··· AVAILABLE RECORDS

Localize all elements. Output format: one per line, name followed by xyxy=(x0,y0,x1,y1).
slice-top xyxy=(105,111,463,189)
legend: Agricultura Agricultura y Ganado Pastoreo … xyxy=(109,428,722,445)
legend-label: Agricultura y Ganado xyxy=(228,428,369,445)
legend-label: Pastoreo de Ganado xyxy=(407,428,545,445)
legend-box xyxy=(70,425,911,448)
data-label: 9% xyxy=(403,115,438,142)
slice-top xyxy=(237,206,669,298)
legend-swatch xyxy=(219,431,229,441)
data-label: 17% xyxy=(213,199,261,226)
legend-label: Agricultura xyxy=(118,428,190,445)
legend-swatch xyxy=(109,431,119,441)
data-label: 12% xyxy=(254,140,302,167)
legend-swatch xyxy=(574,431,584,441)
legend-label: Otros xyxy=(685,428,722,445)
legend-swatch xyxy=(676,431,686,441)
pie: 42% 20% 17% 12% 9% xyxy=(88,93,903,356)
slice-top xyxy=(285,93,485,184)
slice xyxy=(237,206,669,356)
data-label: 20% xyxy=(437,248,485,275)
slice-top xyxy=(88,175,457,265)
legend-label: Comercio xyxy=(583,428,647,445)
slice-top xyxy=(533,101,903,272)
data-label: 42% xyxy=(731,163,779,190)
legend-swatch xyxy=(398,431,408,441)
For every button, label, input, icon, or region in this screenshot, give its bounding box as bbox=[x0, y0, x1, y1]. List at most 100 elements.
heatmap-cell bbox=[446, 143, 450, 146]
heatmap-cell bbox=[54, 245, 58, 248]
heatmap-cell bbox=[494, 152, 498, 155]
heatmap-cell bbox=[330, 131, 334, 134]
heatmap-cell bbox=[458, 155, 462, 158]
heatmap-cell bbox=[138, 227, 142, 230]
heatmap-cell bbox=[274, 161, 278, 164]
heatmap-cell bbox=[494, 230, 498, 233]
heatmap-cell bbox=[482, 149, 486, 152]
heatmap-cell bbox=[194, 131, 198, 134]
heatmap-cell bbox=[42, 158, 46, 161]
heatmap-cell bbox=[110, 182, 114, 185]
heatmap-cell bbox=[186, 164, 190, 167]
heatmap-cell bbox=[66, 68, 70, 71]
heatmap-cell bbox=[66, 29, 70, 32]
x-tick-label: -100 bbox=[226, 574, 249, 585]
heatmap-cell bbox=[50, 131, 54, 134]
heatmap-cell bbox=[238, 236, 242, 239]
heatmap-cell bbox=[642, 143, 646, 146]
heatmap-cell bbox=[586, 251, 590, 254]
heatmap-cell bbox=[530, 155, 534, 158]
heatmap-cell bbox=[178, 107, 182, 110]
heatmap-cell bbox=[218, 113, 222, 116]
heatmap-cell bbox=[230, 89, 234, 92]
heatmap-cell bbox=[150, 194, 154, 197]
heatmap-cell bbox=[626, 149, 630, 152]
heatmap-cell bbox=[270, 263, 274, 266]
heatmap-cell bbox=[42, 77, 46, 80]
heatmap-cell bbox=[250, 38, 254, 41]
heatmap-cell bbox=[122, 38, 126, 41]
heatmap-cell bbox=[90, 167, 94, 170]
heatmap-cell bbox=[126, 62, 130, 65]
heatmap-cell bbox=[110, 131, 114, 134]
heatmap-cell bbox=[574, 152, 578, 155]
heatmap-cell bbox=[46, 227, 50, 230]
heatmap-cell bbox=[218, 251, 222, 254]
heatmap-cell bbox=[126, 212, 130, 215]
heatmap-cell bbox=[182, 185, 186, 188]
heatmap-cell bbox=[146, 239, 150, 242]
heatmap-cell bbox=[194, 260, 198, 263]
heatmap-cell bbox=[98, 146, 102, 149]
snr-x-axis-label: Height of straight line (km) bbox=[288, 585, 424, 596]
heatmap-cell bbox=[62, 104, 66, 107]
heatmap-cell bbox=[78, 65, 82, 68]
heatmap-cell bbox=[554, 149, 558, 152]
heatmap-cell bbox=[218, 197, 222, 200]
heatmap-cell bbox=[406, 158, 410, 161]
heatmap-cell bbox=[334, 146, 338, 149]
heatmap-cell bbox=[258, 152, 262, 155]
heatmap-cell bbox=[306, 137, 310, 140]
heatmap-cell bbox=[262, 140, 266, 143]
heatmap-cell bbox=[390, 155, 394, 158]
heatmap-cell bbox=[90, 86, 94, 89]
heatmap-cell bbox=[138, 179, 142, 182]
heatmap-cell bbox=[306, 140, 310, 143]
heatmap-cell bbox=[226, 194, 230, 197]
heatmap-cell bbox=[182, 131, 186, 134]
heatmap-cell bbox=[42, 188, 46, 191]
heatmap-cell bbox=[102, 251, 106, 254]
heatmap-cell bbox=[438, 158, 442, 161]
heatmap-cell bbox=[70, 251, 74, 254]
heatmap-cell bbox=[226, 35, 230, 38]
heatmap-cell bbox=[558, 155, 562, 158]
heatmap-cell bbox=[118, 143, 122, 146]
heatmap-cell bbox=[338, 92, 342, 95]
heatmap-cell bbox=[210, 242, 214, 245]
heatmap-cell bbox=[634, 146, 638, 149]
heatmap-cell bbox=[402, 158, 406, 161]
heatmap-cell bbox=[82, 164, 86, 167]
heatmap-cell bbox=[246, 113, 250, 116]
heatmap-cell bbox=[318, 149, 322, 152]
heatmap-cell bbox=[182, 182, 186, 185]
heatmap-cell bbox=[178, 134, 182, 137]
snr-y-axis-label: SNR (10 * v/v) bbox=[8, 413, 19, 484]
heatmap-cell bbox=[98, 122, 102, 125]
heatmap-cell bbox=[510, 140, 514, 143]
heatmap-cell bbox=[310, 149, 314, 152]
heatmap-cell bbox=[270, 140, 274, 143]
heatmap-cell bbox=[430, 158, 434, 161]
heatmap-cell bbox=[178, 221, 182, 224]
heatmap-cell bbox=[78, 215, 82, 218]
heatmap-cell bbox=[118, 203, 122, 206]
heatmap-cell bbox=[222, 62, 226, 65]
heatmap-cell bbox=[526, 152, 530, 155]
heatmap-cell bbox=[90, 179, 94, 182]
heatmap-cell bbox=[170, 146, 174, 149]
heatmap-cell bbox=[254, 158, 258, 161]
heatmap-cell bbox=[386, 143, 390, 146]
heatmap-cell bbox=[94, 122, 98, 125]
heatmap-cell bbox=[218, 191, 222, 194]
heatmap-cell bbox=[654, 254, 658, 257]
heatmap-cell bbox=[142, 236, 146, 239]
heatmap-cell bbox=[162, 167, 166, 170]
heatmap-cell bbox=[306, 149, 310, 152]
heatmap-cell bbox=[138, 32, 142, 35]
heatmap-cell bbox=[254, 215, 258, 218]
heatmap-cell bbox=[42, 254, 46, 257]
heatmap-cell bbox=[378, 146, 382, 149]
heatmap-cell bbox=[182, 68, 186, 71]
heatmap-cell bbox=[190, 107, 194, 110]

······

** TASK BRIEF **
Reproduce every one of the records above verbatim, line by line.

** WRITTEN REPLY **
Localize all elements. Output format: one per line, name followed by xyxy=(x0,y0,x1,y1).
slice-top xyxy=(105,111,463,189)
legend: Agricultura Agricultura y Ganado Pastoreo … xyxy=(109,428,722,445)
legend-label: Agricultura y Ganado xyxy=(228,428,369,445)
legend-label: Pastoreo de Ganado xyxy=(407,428,545,445)
legend-box xyxy=(70,425,911,448)
data-label: 9% xyxy=(403,115,438,142)
slice-top xyxy=(237,206,669,298)
legend-swatch xyxy=(219,431,229,441)
data-label: 17% xyxy=(213,199,261,226)
legend-label: Agricultura xyxy=(118,428,190,445)
legend-swatch xyxy=(109,431,119,441)
data-label: 12% xyxy=(254,140,302,167)
legend-swatch xyxy=(574,431,584,441)
legend-label: Otros xyxy=(685,428,722,445)
legend-swatch xyxy=(676,431,686,441)
pie: 42% 20% 17% 12% 9% xyxy=(88,93,903,356)
slice-top xyxy=(285,93,485,184)
slice xyxy=(237,206,669,356)
data-label: 20% xyxy=(437,248,485,275)
slice-top xyxy=(88,175,457,265)
legend-label: Comercio xyxy=(583,428,647,445)
slice-top xyxy=(533,101,903,272)
data-label: 42% xyxy=(731,163,779,190)
legend-swatch xyxy=(398,431,408,441)
For every button, label, input, icon, or region in this screenshot, give its bounding box as bbox=[x0, y0, x1, y1]. List at most 100 elements.
heatmap-cell bbox=[446, 143, 450, 146]
heatmap-cell bbox=[54, 245, 58, 248]
heatmap-cell bbox=[494, 152, 498, 155]
heatmap-cell bbox=[330, 131, 334, 134]
heatmap-cell bbox=[458, 155, 462, 158]
heatmap-cell bbox=[138, 227, 142, 230]
heatmap-cell bbox=[274, 161, 278, 164]
heatmap-cell bbox=[494, 230, 498, 233]
heatmap-cell bbox=[482, 149, 486, 152]
heatmap-cell bbox=[194, 131, 198, 134]
heatmap-cell bbox=[42, 158, 46, 161]
heatmap-cell bbox=[110, 182, 114, 185]
heatmap-cell bbox=[186, 164, 190, 167]
heatmap-cell bbox=[66, 68, 70, 71]
heatmap-cell bbox=[66, 29, 70, 32]
x-tick-label: -100 bbox=[226, 574, 249, 585]
heatmap-cell bbox=[50, 131, 54, 134]
heatmap-cell bbox=[238, 236, 242, 239]
heatmap-cell bbox=[642, 143, 646, 146]
heatmap-cell bbox=[586, 251, 590, 254]
heatmap-cell bbox=[530, 155, 534, 158]
heatmap-cell bbox=[178, 107, 182, 110]
heatmap-cell bbox=[218, 113, 222, 116]
heatmap-cell bbox=[230, 89, 234, 92]
heatmap-cell bbox=[150, 194, 154, 197]
heatmap-cell bbox=[626, 149, 630, 152]
heatmap-cell bbox=[270, 263, 274, 266]
heatmap-cell bbox=[42, 77, 46, 80]
heatmap-cell bbox=[250, 38, 254, 41]
heatmap-cell bbox=[122, 38, 126, 41]
heatmap-cell bbox=[90, 167, 94, 170]
heatmap-cell bbox=[126, 62, 130, 65]
heatmap-cell bbox=[110, 131, 114, 134]
heatmap-cell bbox=[574, 152, 578, 155]
heatmap-cell bbox=[46, 227, 50, 230]
heatmap-cell bbox=[218, 251, 222, 254]
heatmap-cell bbox=[126, 212, 130, 215]
heatmap-cell bbox=[182, 185, 186, 188]
heatmap-cell bbox=[146, 239, 150, 242]
heatmap-cell bbox=[194, 260, 198, 263]
heatmap-cell bbox=[98, 146, 102, 149]
snr-x-axis-label: Height of straight line (km) bbox=[288, 585, 424, 596]
heatmap-cell bbox=[62, 104, 66, 107]
heatmap-cell bbox=[78, 65, 82, 68]
heatmap-cell bbox=[554, 149, 558, 152]
heatmap-cell bbox=[218, 197, 222, 200]
heatmap-cell bbox=[406, 158, 410, 161]
heatmap-cell bbox=[334, 146, 338, 149]
heatmap-cell bbox=[258, 152, 262, 155]
heatmap-cell bbox=[306, 137, 310, 140]
heatmap-cell bbox=[262, 140, 266, 143]
heatmap-cell bbox=[390, 155, 394, 158]
heatmap-cell bbox=[90, 86, 94, 89]
heatmap-cell bbox=[138, 179, 142, 182]
heatmap-cell bbox=[306, 140, 310, 143]
heatmap-cell bbox=[226, 194, 230, 197]
heatmap-cell bbox=[182, 131, 186, 134]
heatmap-cell bbox=[42, 188, 46, 191]
heatmap-cell bbox=[102, 251, 106, 254]
heatmap-cell bbox=[438, 158, 442, 161]
heatmap-cell bbox=[70, 251, 74, 254]
heatmap-cell bbox=[226, 35, 230, 38]
heatmap-cell bbox=[558, 155, 562, 158]
heatmap-cell bbox=[118, 143, 122, 146]
heatmap-cell bbox=[338, 92, 342, 95]
heatmap-cell bbox=[210, 242, 214, 245]
heatmap-cell bbox=[634, 146, 638, 149]
heatmap-cell bbox=[402, 158, 406, 161]
heatmap-cell bbox=[82, 164, 86, 167]
heatmap-cell bbox=[246, 113, 250, 116]
heatmap-cell bbox=[318, 149, 322, 152]
heatmap-cell bbox=[182, 182, 186, 185]
heatmap-cell bbox=[178, 134, 182, 137]
snr-y-axis-label: SNR (10 * v/v) bbox=[8, 413, 19, 484]
heatmap-cell bbox=[98, 122, 102, 125]
heatmap-cell bbox=[510, 140, 514, 143]
heatmap-cell bbox=[310, 149, 314, 152]
heatmap-cell bbox=[270, 140, 274, 143]
heatmap-cell bbox=[430, 158, 434, 161]
heatmap-cell bbox=[178, 221, 182, 224]
heatmap-cell bbox=[78, 215, 82, 218]
heatmap-cell bbox=[118, 203, 122, 206]
heatmap-cell bbox=[222, 62, 226, 65]
heatmap-cell bbox=[526, 152, 530, 155]
heatmap-cell bbox=[90, 179, 94, 182]
heatmap-cell bbox=[170, 146, 174, 149]
heatmap-cell bbox=[254, 158, 258, 161]
heatmap-cell bbox=[386, 143, 390, 146]
heatmap-cell bbox=[94, 122, 98, 125]
heatmap-cell bbox=[218, 191, 222, 194]
heatmap-cell bbox=[654, 254, 658, 257]
heatmap-cell bbox=[142, 236, 146, 239]
heatmap-cell bbox=[162, 167, 166, 170]
heatmap-cell bbox=[306, 149, 310, 152]
heatmap-cell bbox=[138, 32, 142, 35]
heatmap-cell bbox=[254, 215, 258, 218]
heatmap-cell bbox=[42, 254, 46, 257]
heatmap-cell bbox=[378, 146, 382, 149]
heatmap-cell bbox=[182, 68, 186, 71]
heatmap-cell bbox=[190, 107, 194, 110]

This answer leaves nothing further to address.